» Ausgewählter Textabschnitt:
-*-
"Warum macht ihr es 2021 immer noch nicht besser?" fragt Charlotte Kuhrt, Model und Körper-Aktivistin, Medienschaffende – speziell die von Frauenmagazinen. Sie sieht noch viel Änderungsbedarf, was die mediale Repräsentation von verschiedenen Körpertypen angeht. Wir haben sie gefragt, wie wir es besser machen können.
Charlotte Kuhrt – Body Acceptance-Aktivistin und Model
Charlotte Kuhrt ist Model, Art Direktorin und Body-Acceptance-Aktivistin. Auf ihrem Instagramaccount, dem mittlerweile mehr als 180.000 Menschen folgen, und in ihrem Podcast "Fette Gedanken" beleuchtet die 29-jährige Berlinerin Themen wie Fettfeindlichkeit und die Fetischisierung von mehrgewichtigen Frauen und erklärt, warum Selbstliebe kein Vollzeitjob ist (Spoiler: Weil Selbstliebe nicht bedeutet, den eigenen Körper jeden Tag zu lieben und weil es auch mal schlechte Tage geben kann und darf).
"Warum macht ihr es im Jahr 2021 immer noch nicht besser?"
Als Gast im Podcast von Beauty-Bloggerin Hanna Schumi sprach Charlotte unter anderem darüber, dass schlanke Frauen in (Frauen)-Magazinen immer noch als Norm propagiert werden – und ab und an ein Model mit Größe 42 das höchste der Gefühle ist. Statistiken geben ihr recht: Laut der Plattform "The Fashion Spot" hatten im Jahr 2020 nur 2,65% der weiblichen Magazin-Cover-Models eine Kleidergröße ab 42. Sie wünsche sich einen selbstverständlicheren Umgang mit Plus-Size-Frauen, sagt Charlotte Kuhrt. "Ich würde gerne Medienmacher:innen, speziell von Frauenmagazinen, mal um einen Tisch versammeln und fragen: 'Warum macht ihr es 2021 immer noch nicht besser?'" Wir haben Charlotte gefragt, wie Frauenmagazine inklusiver sein können. Im Zoom-Gespräch sprechen wir über Fettfeindlichkeit, das Wort "kurvig" und wie es sich anfühlt, aus seiner woke-Instagram-Bubble rauszukommen und zu merken, dass die Welt doch nicht so tolerant ist, wie man dachte.
-*-
» Datenauszug:

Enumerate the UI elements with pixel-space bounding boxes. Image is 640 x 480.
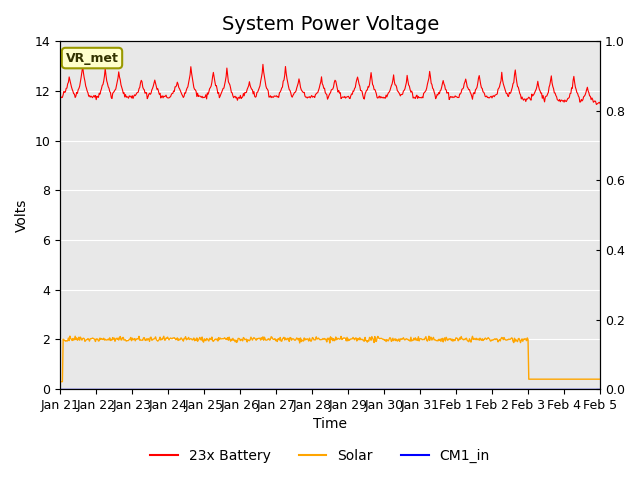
-*-
» Was zu tun ist: Welchen Anteil hatten laut dem Textabschnitt über Charlotte Kuhrt im Jahr 2020 weibliche Magazin-Cover-Models mit einer Kleidergröße ab 42?

» Lösung der Aufgabe: Laut der Plattform „The Fashion Spot“ lag der Anteil bei nur 2,65 %.